##### Material provided

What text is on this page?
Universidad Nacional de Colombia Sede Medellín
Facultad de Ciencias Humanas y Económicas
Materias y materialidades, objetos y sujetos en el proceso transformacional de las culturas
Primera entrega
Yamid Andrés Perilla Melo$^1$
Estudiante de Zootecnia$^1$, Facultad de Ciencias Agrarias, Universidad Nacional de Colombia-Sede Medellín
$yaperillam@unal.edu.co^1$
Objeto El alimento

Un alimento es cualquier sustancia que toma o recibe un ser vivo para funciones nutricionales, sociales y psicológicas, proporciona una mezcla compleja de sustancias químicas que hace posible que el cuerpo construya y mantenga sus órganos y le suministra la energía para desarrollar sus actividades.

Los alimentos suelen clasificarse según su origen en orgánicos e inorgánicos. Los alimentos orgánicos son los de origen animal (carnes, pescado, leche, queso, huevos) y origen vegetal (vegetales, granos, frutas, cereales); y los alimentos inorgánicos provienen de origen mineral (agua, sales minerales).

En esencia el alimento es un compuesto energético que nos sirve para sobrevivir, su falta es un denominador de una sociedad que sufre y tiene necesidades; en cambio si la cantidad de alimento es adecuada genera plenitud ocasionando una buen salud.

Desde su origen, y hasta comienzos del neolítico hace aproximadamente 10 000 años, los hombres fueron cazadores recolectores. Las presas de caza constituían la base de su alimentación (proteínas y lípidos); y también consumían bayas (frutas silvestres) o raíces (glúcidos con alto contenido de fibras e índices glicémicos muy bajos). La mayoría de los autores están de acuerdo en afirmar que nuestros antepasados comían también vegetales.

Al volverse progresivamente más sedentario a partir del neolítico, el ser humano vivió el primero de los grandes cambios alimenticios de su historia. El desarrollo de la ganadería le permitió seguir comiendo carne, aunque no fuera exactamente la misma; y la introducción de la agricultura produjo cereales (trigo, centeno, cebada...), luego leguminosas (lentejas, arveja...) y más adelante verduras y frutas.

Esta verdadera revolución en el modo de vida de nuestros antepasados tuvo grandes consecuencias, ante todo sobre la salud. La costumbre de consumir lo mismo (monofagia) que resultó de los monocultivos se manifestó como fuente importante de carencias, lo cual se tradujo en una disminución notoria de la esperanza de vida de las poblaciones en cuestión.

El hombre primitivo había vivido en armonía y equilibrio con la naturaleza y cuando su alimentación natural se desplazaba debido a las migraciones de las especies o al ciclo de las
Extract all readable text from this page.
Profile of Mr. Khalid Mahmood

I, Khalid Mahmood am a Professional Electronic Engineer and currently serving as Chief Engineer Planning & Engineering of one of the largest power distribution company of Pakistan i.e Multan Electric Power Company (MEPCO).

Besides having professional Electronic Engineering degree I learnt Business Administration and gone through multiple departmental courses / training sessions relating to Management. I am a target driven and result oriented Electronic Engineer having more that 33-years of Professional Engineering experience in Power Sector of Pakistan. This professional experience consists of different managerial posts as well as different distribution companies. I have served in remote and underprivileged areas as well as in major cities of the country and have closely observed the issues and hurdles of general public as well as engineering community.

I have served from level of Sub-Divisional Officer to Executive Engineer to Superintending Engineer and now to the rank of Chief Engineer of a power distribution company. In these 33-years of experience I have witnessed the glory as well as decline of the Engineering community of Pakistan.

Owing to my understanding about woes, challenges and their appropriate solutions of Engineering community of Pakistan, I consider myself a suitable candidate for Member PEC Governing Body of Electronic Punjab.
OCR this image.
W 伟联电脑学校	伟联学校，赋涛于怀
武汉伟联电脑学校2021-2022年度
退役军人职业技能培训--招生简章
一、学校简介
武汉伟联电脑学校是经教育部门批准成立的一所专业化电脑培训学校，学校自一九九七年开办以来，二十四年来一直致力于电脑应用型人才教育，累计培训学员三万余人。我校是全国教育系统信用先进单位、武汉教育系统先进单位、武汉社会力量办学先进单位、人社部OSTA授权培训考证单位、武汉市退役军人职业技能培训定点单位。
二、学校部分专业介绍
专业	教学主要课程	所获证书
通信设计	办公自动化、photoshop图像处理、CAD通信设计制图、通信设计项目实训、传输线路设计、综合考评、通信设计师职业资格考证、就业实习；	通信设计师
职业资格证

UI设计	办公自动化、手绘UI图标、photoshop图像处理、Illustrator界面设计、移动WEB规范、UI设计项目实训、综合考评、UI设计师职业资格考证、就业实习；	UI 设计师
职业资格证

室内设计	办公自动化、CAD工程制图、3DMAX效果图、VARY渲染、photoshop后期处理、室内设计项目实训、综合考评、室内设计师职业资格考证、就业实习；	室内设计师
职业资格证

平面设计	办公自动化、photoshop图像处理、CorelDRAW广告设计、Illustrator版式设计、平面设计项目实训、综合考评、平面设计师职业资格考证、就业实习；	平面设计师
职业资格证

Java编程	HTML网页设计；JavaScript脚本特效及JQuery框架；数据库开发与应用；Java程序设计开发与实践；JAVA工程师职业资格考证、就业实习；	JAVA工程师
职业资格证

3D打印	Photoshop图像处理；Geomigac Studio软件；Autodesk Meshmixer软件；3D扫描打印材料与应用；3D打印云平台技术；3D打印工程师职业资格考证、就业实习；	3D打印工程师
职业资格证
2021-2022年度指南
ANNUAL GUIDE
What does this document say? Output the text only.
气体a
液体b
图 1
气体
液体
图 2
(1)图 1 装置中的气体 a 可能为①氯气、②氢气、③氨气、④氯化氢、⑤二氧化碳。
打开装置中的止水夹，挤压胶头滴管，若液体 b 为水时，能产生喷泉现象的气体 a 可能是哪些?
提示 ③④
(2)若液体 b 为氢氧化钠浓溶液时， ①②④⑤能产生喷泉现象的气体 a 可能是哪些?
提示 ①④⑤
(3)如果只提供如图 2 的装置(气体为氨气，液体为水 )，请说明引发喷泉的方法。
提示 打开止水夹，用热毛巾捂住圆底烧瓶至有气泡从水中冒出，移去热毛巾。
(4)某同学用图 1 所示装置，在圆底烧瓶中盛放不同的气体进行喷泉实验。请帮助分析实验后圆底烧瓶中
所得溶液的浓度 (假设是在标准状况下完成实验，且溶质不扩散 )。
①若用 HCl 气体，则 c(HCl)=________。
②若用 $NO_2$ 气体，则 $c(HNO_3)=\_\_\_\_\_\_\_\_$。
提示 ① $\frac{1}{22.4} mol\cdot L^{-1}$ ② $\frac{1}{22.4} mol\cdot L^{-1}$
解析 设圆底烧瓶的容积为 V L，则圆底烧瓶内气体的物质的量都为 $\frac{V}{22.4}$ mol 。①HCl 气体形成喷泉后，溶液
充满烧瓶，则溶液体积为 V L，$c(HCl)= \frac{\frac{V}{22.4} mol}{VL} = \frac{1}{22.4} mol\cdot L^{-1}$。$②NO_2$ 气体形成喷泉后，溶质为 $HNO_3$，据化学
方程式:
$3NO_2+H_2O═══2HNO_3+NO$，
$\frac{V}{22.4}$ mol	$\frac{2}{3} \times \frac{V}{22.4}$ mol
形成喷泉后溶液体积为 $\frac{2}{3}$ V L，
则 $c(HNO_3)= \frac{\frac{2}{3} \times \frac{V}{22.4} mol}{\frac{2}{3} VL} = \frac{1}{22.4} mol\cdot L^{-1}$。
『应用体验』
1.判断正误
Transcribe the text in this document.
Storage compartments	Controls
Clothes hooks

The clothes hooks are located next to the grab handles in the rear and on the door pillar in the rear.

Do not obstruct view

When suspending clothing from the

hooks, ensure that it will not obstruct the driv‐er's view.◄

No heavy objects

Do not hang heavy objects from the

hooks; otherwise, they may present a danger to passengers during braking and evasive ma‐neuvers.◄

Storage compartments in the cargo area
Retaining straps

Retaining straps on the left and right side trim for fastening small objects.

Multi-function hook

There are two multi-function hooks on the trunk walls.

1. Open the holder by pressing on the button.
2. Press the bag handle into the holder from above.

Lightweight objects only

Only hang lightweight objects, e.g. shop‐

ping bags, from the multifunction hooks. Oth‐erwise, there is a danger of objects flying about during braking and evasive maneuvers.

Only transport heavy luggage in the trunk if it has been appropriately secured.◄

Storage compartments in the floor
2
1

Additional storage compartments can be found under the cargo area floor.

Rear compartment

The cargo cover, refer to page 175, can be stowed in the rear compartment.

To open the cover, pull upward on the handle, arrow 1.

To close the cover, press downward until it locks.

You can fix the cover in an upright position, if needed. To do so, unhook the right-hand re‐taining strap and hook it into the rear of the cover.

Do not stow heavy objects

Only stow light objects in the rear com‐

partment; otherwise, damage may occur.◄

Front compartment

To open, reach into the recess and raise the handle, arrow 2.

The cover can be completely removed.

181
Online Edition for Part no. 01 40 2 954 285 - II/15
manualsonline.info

##########

◆ **Problem statement**: Reproduce each line of the entries in which the word "braking" is found.

◆ **Answer for this exercise**:
hooks; otherwise, they may present a danger to passengers during braking and evasive ma‐neuvers.◄
ping bags, from the multifunction hooks. Oth‐erwise, there is a danger of objects flying about during braking and evasive maneuvers.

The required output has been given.